Collected data entries:
━━━━━━━━━━━━━━━━

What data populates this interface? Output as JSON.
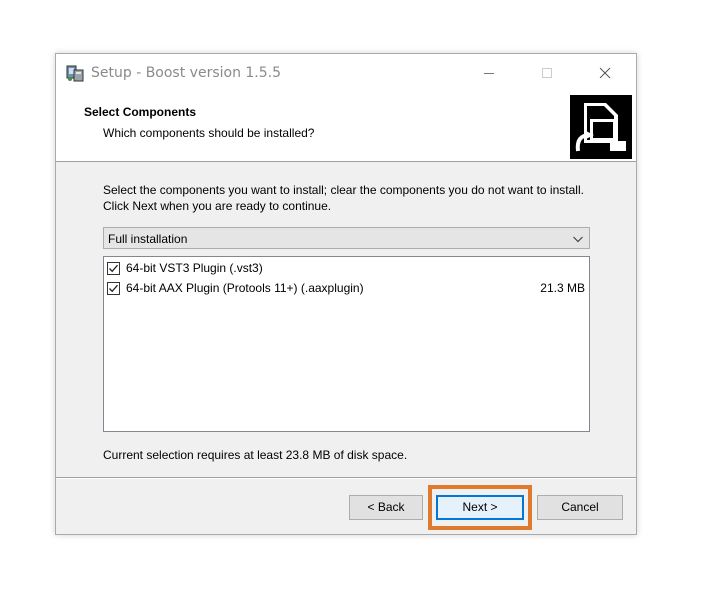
{
  "window": {
    "title": "Setup - Boost version 1.5.5"
  },
  "header": {
    "title": "Select Components",
    "subtitle": "Which components should be installed?"
  },
  "main": {
    "description": "Select the components you want to install; clear the components you do not want to install. Click Next when you are ready to continue.",
    "installation_type": "Full installation",
    "components": [
      {
        "label": "64-bit VST3 Plugin (.vst3)",
        "size": "",
        "checked": true
      },
      {
        "label": "64-bit AAX Plugin (Protools 11+) (.aaxplugin)",
        "size": "21.3 MB",
        "checked": true
      }
    ],
    "disk_space_text": "Current selection requires at least 23.8 MB of disk space."
  },
  "buttons": {
    "back": "< Back",
    "next": "Next >",
    "cancel": "Cancel"
  },
  "colors": {
    "highlight": "#e07b2e",
    "focus": "#0078d7"
  },
  "icons": [
    "setup-app-icon",
    "minimize-icon",
    "maximize-icon",
    "close-icon",
    "installer-logo-icon",
    "chevron-down-icon",
    "checkmark-icon"
  ]
}
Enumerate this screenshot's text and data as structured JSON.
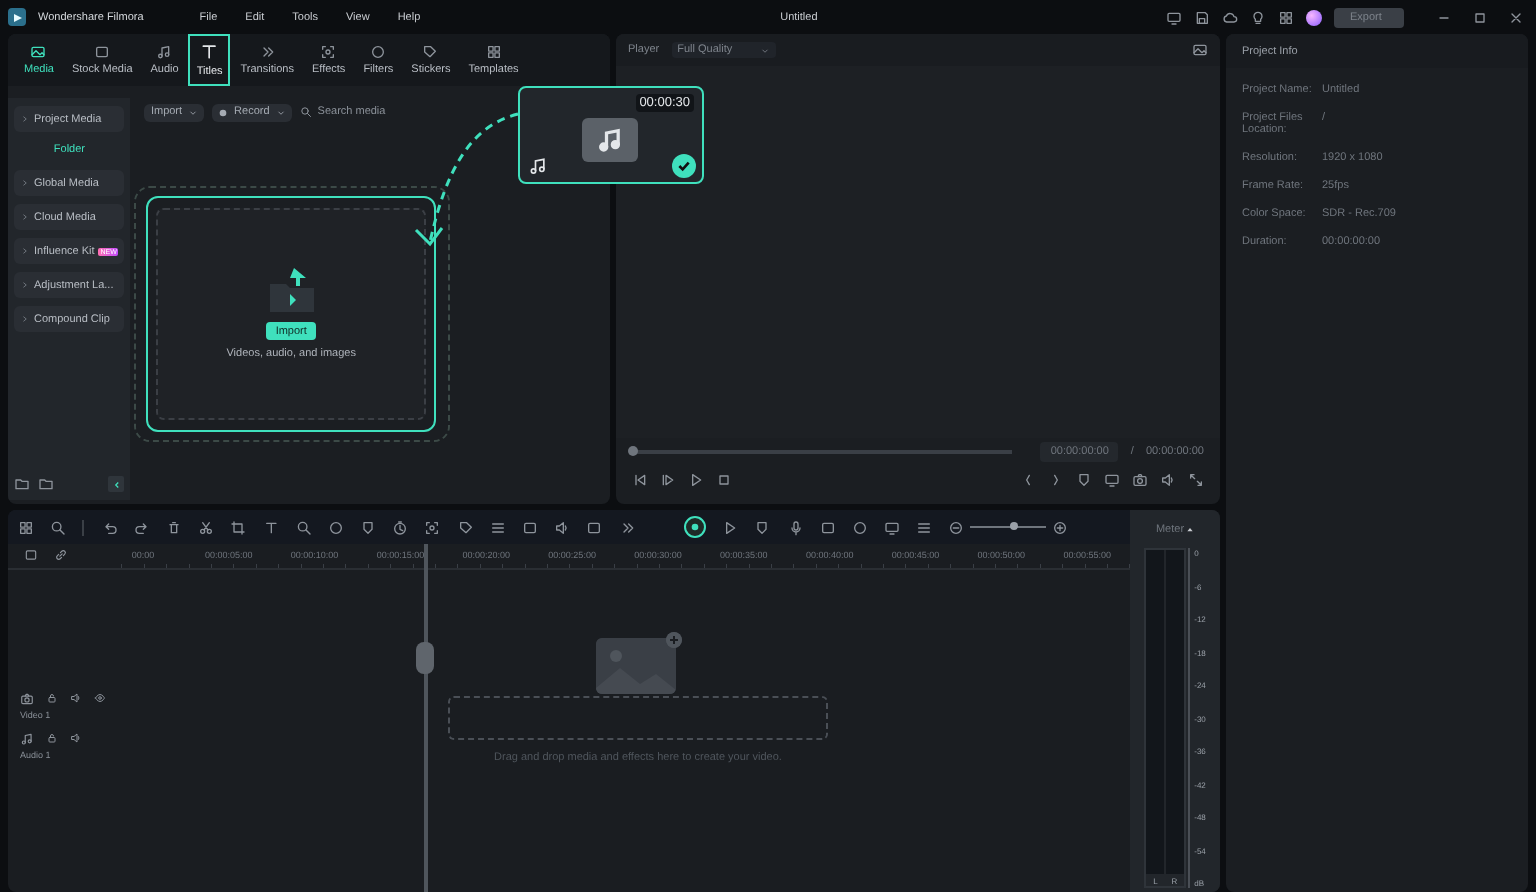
{
  "window": {
    "app_name": "Wondershare Filmora",
    "menu": [
      "File",
      "Edit",
      "Tools",
      "View",
      "Help"
    ],
    "title": "Untitled",
    "export_button": "Export"
  },
  "media_tabs": [
    {
      "label": "Media",
      "selected": true,
      "highlighted": false
    },
    {
      "label": "Stock Media",
      "selected": false,
      "highlighted": false
    },
    {
      "label": "Audio",
      "selected": false,
      "highlighted": false
    },
    {
      "label": "Titles",
      "selected": false,
      "highlighted": true
    },
    {
      "label": "Transitions",
      "selected": false,
      "highlighted": false
    },
    {
      "label": "Effects",
      "selected": false,
      "highlighted": false
    },
    {
      "label": "Filters",
      "selected": false,
      "highlighted": false
    },
    {
      "label": "Stickers",
      "selected": false,
      "highlighted": false
    },
    {
      "label": "Templates",
      "selected": false,
      "highlighted": false
    }
  ],
  "media_sidebar": {
    "items": [
      {
        "label": "Project Media",
        "children": [
          {
            "label": "Folder",
            "selected": true
          }
        ]
      },
      {
        "label": "Global Media"
      },
      {
        "label": "Cloud Media"
      },
      {
        "label": "Influence Kit",
        "badge": "NEW"
      },
      {
        "label": "Adjustment La..."
      },
      {
        "label": "Compound Clip"
      }
    ]
  },
  "media_toolbar": {
    "import": "Import",
    "record": "Record",
    "search_placeholder": "Search media"
  },
  "drop_zone": {
    "button": "Import",
    "hint": "Videos, audio, and images"
  },
  "drag_card": {
    "duration": "00:00:30",
    "checked": true
  },
  "player": {
    "label": "Player",
    "quality": "Full Quality",
    "progress": {
      "level": 0
    },
    "current_time": "00:00:00:00",
    "separator": "/",
    "total_time": "00:00:00:00"
  },
  "project_info": {
    "title": "Project Info",
    "fields": [
      {
        "label": "Project Name:",
        "value": "Untitled"
      },
      {
        "label": "Project Files Location:",
        "value": "/"
      },
      {
        "label": "Resolution:",
        "value": "1920 x 1080"
      },
      {
        "label": "Frame Rate:",
        "value": "25fps"
      },
      {
        "label": "Color Space:",
        "value": "SDR - Rec.709"
      },
      {
        "label": "Duration:",
        "value": "00:00:00:00"
      }
    ]
  },
  "timeline": {
    "toolbar_toggle": {
      "on": true
    },
    "zoom": {
      "level": 0.57
    },
    "ruler": [
      "00:00",
      "00:00:05:00",
      "00:00:10:00",
      "00:00:15:00",
      "00:00:20:00",
      "00:00:25:00",
      "00:00:30:00",
      "00:00:35:00",
      "00:00:40:00",
      "00:00:45:00",
      "00:00:50:00",
      "00:00:55:00"
    ],
    "tracks": [
      {
        "name": "Video 1",
        "kind": "video"
      },
      {
        "name": "Audio 1",
        "kind": "audio"
      }
    ],
    "drop_hint": "Drag and drop media and effects here to create your video."
  },
  "meter": {
    "title": "Meter",
    "scale": [
      "0",
      "-6",
      "-12",
      "-18",
      "-24",
      "-30",
      "-36",
      "-42",
      "-48",
      "-54"
    ],
    "unit": "dB",
    "channels": [
      "L",
      "R"
    ]
  }
}
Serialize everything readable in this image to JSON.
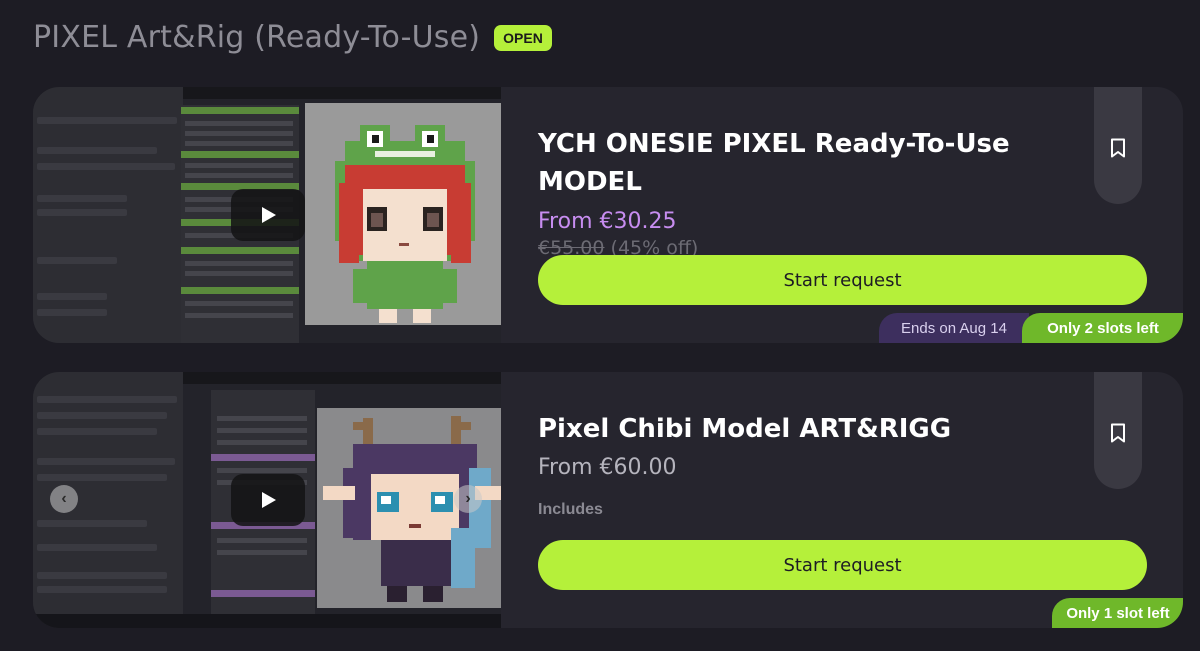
{
  "section": {
    "title": "PIXEL Art&Rig (Ready-To-Use)",
    "status_badge": "OPEN"
  },
  "colors": {
    "background": "#1d1c24",
    "card": "#26252e",
    "accent_green": "#b5f03a",
    "price_purple": "#c78df0",
    "ends_tag": "#3d2f5e",
    "slots_tag": "#6fb82a"
  },
  "offers": [
    {
      "title": "YCH ONESIE PIXEL Ready-To-Use MODEL",
      "price": "From €30.25",
      "original_price": "€55.00",
      "discount": "(45% off)",
      "button_label": "Start request",
      "ends_label": "Ends on Aug 14",
      "slots_label": "Only 2 slots left",
      "media_icon": "play-icon",
      "bookmark_icon": "bookmark-icon"
    },
    {
      "title": "Pixel Chibi Model ART&RIGG",
      "price": "From €60.00",
      "includes_label": "Includes",
      "button_label": "Start request",
      "slots_label": "Only 1 slot left",
      "media_icon": "play-icon",
      "bookmark_icon": "bookmark-icon",
      "carousel_prev": "‹",
      "carousel_next": "›"
    }
  ]
}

━━━━━━━━━━━━━━━━

Nothing in the entries should change as you copy them, except that the pictures are left out.

What data populates this interface? Output as JSON.
{
  "window": {
    "title": "Setup - Boost version 1.5.5"
  },
  "header": {
    "title": "Select Components",
    "subtitle": "Which components should be installed?"
  },
  "main": {
    "description": "Select the components you want to install; clear the components you do not want to install. Click Next when you are ready to continue.",
    "installation_type": "Full installation",
    "components": [
      {
        "label": "64-bit VST3 Plugin (.vst3)",
        "size": "",
        "checked": true
      },
      {
        "label": "64-bit AAX Plugin (Protools 11+) (.aaxplugin)",
        "size": "21.3 MB",
        "checked": true
      }
    ],
    "disk_space_text": "Current selection requires at least 23.8 MB of disk space."
  },
  "buttons": {
    "back": "< Back",
    "next": "Next >",
    "cancel": "Cancel"
  },
  "colors": {
    "highlight": "#e07b2e",
    "focus": "#0078d7"
  },
  "icons": [
    "setup-app-icon",
    "minimize-icon",
    "maximize-icon",
    "close-icon",
    "installer-logo-icon",
    "chevron-down-icon",
    "checkmark-icon"
  ]
}
Enumerate this screenshot's text and data as structured JSON.
{
  "window": {
    "app_name": "Wondershare Filmora",
    "menu": [
      "File",
      "Edit",
      "Tools",
      "View",
      "Help"
    ],
    "title": "Untitled",
    "export_button": "Export"
  },
  "media_tabs": [
    {
      "label": "Media",
      "selected": true,
      "highlighted": false
    },
    {
      "label": "Stock Media",
      "selected": false,
      "highlighted": false
    },
    {
      "label": "Audio",
      "selected": false,
      "highlighted": false
    },
    {
      "label": "Titles",
      "selected": false,
      "highlighted": true
    },
    {
      "label": "Transitions",
      "selected": false,
      "highlighted": false
    },
    {
      "label": "Effects",
      "selected": false,
      "highlighted": false
    },
    {
      "label": "Filters",
      "selected": false,
      "highlighted": false
    },
    {
      "label": "Stickers",
      "selected": false,
      "highlighted": false
    },
    {
      "label": "Templates",
      "selected": false,
      "highlighted": false
    }
  ],
  "media_sidebar": {
    "items": [
      {
        "label": "Project Media",
        "children": [
          {
            "label": "Folder",
            "selected": true
          }
        ]
      },
      {
        "label": "Global Media"
      },
      {
        "label": "Cloud Media"
      },
      {
        "label": "Influence Kit",
        "badge": "NEW"
      },
      {
        "label": "Adjustment La..."
      },
      {
        "label": "Compound Clip"
      }
    ]
  },
  "media_toolbar": {
    "import": "Import",
    "record": "Record",
    "search_placeholder": "Search media"
  },
  "drop_zone": {
    "button": "Import",
    "hint": "Videos, audio, and images"
  },
  "drag_card": {
    "duration": "00:00:30",
    "checked": true
  },
  "player": {
    "label": "Player",
    "quality": "Full Quality",
    "progress": {
      "level": 0
    },
    "current_time": "00:00:00:00",
    "separator": "/",
    "total_time": "00:00:00:00"
  },
  "project_info": {
    "title": "Project Info",
    "fields": [
      {
        "label": "Project Name:",
        "value": "Untitled"
      },
      {
        "label": "Project Files Location:",
        "value": "/"
      },
      {
        "label": "Resolution:",
        "value": "1920 x 1080"
      },
      {
        "label": "Frame Rate:",
        "value": "25fps"
      },
      {
        "label": "Color Space:",
        "value": "SDR - Rec.709"
      },
      {
        "label": "Duration:",
        "value": "00:00:00:00"
      }
    ]
  },
  "timeline": {
    "toolbar_toggle": {
      "on": true
    },
    "zoom": {
      "level": 0.57
    },
    "ruler": [
      "00:00",
      "00:00:05:00",
      "00:00:10:00",
      "00:00:15:00",
      "00:00:20:00",
      "00:00:25:00",
      "00:00:30:00",
      "00:00:35:00",
      "00:00:40:00",
      "00:00:45:00",
      "00:00:50:00",
      "00:00:55:00"
    ],
    "tracks": [
      {
        "name": "Video 1",
        "kind": "video"
      },
      {
        "name": "Audio 1",
        "kind": "audio"
      }
    ],
    "drop_hint": "Drag and drop media and effects here to create your video."
  },
  "meter": {
    "title": "Meter",
    "scale": [
      "0",
      "-6",
      "-12",
      "-18",
      "-24",
      "-30",
      "-36",
      "-42",
      "-48",
      "-54"
    ],
    "unit": "dB",
    "channels": [
      "L",
      "R"
    ]
  }
}
Serialize everything readable in this image to JSON.
{
  "section": {
    "title": "PIXEL Art&Rig (Ready-To-Use)",
    "status_badge": "OPEN"
  },
  "colors": {
    "background": "#1d1c24",
    "card": "#26252e",
    "accent_green": "#b5f03a",
    "price_purple": "#c78df0",
    "ends_tag": "#3d2f5e",
    "slots_tag": "#6fb82a"
  },
  "offers": [
    {
      "title": "YCH ONESIE PIXEL Ready-To-Use MODEL",
      "price": "From €30.25",
      "original_price": "€55.00",
      "discount": "(45% off)",
      "button_label": "Start request",
      "ends_label": "Ends on Aug 14",
      "slots_label": "Only 2 slots left",
      "media_icon": "play-icon",
      "bookmark_icon": "bookmark-icon"
    },
    {
      "title": "Pixel Chibi Model ART&RIGG",
      "price": "From €60.00",
      "includes_label": "Includes",
      "button_label": "Start request",
      "slots_label": "Only 1 slot left",
      "media_icon": "play-icon",
      "bookmark_icon": "bookmark-icon",
      "carousel_prev": "‹",
      "carousel_next": "›"
    }
  ]
}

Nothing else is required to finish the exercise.